**Exercise requirements:** Reproduce the part of the listing that opens with the line containing "- logout-button[interactable]: Logout: [1834, 60, 1910, 91]" and closes with the line containing "- terminal-icon[interactable]: ▪: [252, 1058, 280, 1080]". In those lines, substitute "clickable" for every occurrence of "interactable" and change nothing else.

**Dataset content:**

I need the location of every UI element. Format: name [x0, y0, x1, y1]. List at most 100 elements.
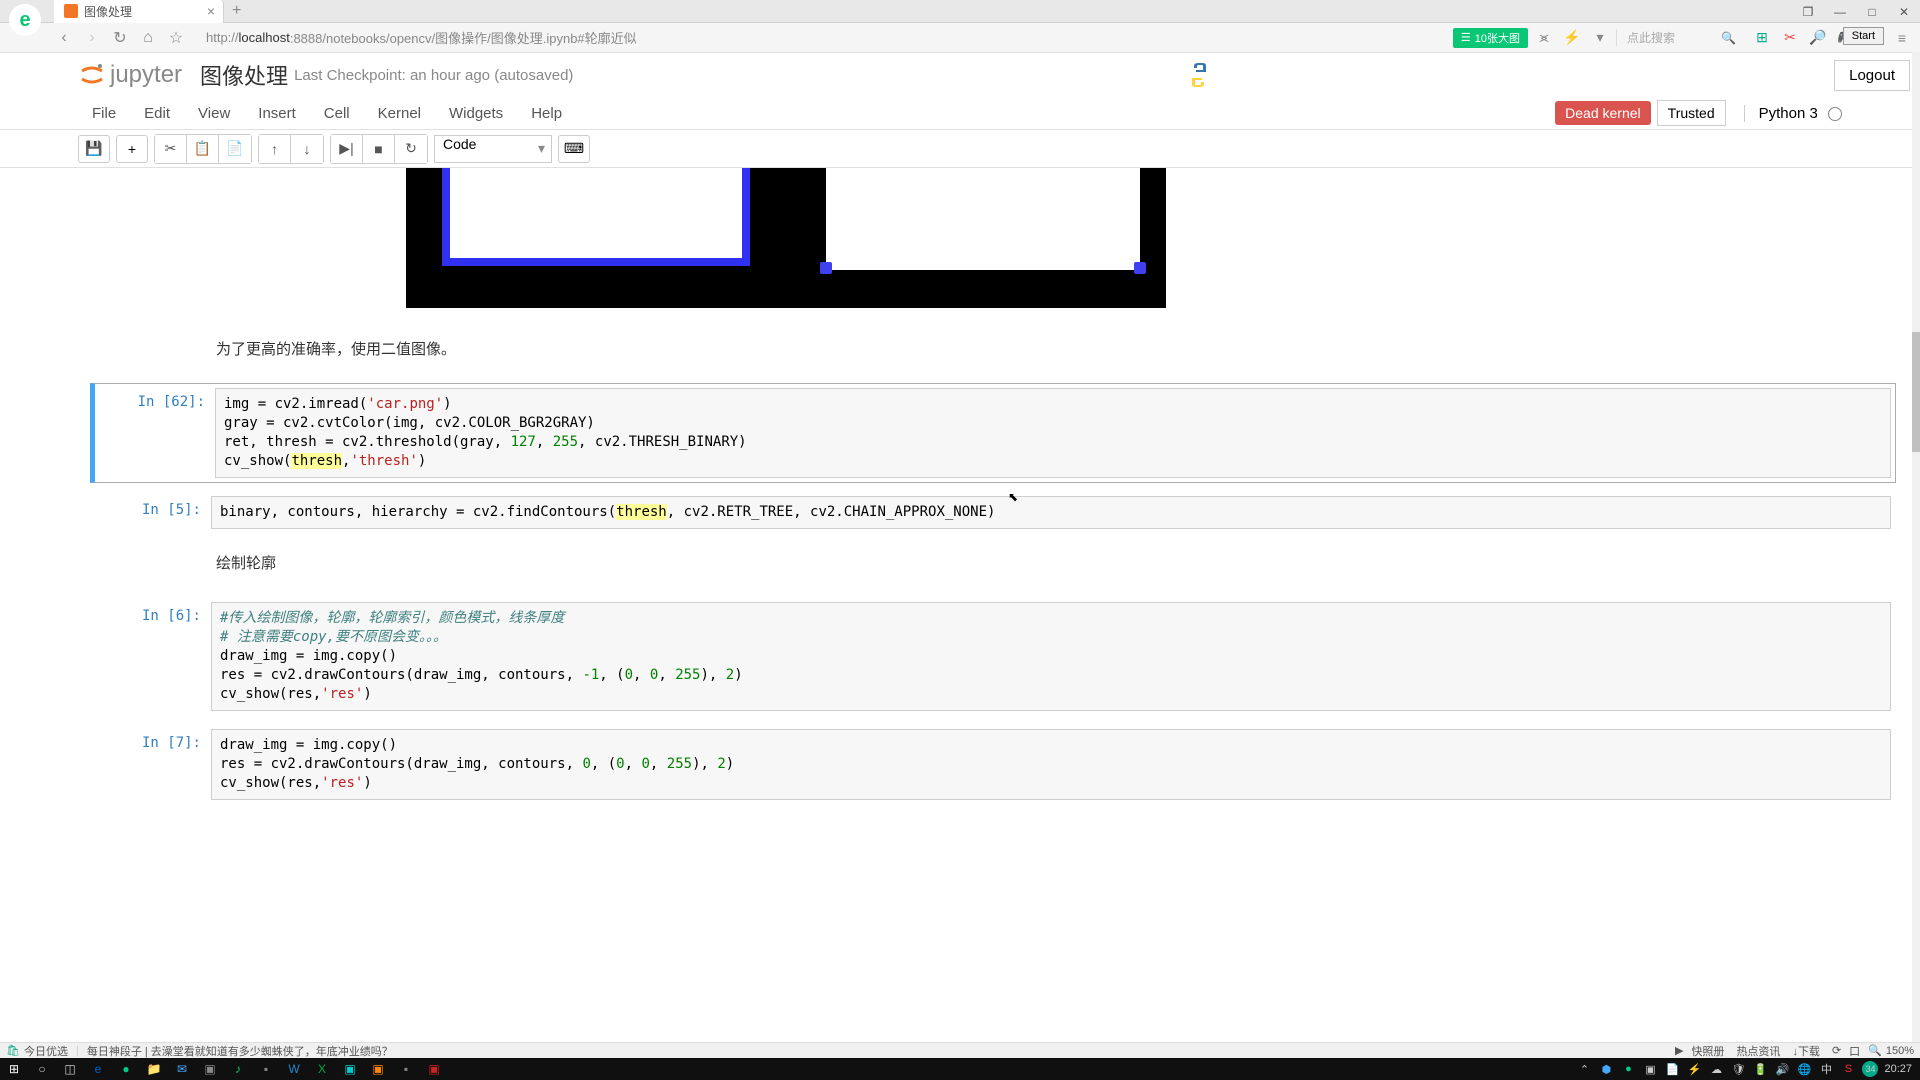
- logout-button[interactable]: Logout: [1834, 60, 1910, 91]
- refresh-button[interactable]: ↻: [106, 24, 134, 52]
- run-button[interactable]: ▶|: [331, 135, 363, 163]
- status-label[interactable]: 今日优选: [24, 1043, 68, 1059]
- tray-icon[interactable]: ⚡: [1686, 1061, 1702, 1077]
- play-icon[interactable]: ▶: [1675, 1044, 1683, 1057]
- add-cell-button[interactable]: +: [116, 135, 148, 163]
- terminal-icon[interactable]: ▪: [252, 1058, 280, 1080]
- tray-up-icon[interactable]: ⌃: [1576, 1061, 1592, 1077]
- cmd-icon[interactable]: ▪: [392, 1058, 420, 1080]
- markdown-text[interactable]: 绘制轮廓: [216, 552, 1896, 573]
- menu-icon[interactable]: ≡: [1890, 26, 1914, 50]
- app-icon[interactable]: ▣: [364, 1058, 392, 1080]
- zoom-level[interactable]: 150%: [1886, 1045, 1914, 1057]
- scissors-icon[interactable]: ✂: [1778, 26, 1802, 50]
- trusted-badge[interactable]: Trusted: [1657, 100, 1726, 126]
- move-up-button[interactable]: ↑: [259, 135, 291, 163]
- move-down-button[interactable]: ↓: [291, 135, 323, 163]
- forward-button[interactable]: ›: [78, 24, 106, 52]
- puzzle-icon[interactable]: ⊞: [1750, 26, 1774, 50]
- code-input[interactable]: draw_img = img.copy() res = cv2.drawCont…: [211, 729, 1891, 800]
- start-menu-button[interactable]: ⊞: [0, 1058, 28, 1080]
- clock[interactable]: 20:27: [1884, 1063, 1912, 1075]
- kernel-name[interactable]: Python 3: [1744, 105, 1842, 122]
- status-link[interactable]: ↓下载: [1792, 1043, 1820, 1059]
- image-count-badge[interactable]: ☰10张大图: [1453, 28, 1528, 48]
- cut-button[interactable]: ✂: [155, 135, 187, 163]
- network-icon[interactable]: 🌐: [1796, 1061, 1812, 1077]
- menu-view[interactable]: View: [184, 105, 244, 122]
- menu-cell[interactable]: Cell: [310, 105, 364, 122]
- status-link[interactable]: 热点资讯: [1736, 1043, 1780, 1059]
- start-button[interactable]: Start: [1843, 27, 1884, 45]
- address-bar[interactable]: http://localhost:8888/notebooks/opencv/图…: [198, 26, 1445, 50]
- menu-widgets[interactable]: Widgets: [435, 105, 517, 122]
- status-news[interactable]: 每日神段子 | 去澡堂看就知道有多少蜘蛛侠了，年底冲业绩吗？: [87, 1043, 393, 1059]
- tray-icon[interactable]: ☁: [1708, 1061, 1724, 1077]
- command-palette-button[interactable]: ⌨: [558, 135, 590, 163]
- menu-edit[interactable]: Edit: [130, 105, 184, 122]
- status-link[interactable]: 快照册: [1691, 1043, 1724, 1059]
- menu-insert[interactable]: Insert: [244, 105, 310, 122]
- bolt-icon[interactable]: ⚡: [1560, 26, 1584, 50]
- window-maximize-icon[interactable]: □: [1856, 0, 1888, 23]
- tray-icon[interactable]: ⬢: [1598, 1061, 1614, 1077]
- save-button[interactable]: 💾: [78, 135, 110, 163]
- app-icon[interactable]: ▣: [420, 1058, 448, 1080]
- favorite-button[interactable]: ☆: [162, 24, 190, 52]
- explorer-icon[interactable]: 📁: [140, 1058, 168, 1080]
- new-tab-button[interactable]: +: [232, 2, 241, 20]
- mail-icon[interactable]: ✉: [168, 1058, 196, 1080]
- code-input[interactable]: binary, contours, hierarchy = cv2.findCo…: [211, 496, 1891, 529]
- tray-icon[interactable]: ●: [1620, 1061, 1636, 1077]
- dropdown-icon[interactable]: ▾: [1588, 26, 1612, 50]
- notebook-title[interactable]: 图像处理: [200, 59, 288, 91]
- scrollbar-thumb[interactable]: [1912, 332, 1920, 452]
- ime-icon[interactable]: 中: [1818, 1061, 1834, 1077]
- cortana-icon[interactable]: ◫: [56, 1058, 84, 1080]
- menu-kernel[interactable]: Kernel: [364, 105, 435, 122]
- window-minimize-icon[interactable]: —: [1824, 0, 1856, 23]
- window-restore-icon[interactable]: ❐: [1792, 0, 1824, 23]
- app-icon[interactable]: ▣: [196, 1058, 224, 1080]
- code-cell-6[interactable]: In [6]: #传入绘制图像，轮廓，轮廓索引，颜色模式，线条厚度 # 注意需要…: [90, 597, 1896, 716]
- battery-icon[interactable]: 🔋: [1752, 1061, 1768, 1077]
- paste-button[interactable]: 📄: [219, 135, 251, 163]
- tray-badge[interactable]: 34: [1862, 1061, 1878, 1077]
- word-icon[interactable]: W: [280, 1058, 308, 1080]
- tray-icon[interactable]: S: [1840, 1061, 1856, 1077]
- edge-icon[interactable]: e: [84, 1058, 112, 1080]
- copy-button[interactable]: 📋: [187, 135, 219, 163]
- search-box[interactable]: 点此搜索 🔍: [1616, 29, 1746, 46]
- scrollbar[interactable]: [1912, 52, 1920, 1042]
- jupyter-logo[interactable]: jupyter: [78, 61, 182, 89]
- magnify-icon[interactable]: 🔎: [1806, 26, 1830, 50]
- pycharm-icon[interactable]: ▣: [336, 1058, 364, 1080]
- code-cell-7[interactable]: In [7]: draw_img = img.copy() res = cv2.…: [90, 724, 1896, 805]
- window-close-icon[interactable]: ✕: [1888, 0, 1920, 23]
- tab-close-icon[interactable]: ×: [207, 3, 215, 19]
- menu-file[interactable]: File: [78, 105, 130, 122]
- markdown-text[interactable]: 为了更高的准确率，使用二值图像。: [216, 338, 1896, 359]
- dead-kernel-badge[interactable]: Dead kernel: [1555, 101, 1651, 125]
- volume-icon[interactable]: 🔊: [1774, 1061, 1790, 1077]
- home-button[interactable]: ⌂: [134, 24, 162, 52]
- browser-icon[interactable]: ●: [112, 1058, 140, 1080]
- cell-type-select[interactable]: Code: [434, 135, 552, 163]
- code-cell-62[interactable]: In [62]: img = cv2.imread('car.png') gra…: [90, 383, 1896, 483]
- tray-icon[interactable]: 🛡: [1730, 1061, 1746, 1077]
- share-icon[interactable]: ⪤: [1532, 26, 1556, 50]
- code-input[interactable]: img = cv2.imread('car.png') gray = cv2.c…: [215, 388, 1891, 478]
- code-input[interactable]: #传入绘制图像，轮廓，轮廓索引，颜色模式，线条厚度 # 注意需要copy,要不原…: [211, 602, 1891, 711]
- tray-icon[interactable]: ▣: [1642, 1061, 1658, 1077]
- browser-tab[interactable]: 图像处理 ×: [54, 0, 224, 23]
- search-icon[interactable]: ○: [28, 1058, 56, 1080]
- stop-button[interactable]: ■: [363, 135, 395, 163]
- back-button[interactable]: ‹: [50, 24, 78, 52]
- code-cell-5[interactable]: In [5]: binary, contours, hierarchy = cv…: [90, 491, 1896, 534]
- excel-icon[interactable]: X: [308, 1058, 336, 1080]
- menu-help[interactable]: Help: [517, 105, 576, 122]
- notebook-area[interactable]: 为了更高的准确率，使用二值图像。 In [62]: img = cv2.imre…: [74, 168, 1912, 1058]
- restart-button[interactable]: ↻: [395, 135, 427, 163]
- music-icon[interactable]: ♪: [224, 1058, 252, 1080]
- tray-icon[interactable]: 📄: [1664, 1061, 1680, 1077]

**Exercise solution:**
- logout-button[clickable]: Logout: [1834, 60, 1910, 91]
- refresh-button[clickable]: ↻: [106, 24, 134, 52]
- run-button[clickable]: ▶|: [331, 135, 363, 163]
- status-label[clickable]: 今日优选: [24, 1043, 68, 1059]
- tray-icon[clickable]: ⚡: [1686, 1061, 1702, 1077]
- play-icon[clickable]: ▶: [1675, 1044, 1683, 1057]
- add-cell-button[clickable]: +: [116, 135, 148, 163]
- terminal-icon[clickable]: ▪: [252, 1058, 280, 1080]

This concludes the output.